* _GIVEN RECORDS_:
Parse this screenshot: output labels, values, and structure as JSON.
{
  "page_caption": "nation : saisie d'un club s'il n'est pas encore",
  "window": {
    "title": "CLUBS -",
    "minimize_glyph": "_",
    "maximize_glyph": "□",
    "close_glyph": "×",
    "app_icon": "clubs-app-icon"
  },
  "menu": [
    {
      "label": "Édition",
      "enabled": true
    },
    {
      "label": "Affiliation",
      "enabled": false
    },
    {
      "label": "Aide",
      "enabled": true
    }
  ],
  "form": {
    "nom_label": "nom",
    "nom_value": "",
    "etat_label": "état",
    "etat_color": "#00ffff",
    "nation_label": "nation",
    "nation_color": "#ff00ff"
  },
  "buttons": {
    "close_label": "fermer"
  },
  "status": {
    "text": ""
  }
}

* _WRITTEN EXERCISE_: Retype the whole listing, matching it exactly.

* _WRITTEN SOLUTION_:
Parse this screenshot: output labels, values, and structure as JSON.
{
  "page_caption": "nation : saisie d'un club s'il n'est pas encore",
  "window": {
    "title": "CLUBS -",
    "minimize_glyph": "_",
    "maximize_glyph": "□",
    "close_glyph": "×",
    "app_icon": "clubs-app-icon"
  },
  "menu": [
    {
      "label": "Édition",
      "enabled": true
    },
    {
      "label": "Affiliation",
      "enabled": false
    },
    {
      "label": "Aide",
      "enabled": true
    }
  ],
  "form": {
    "nom_label": "nom",
    "nom_value": "",
    "etat_label": "état",
    "etat_color": "#00ffff",
    "nation_label": "nation",
    "nation_color": "#ff00ff"
  },
  "buttons": {
    "close_label": "fermer"
  },
  "status": {
    "text": ""
  }
}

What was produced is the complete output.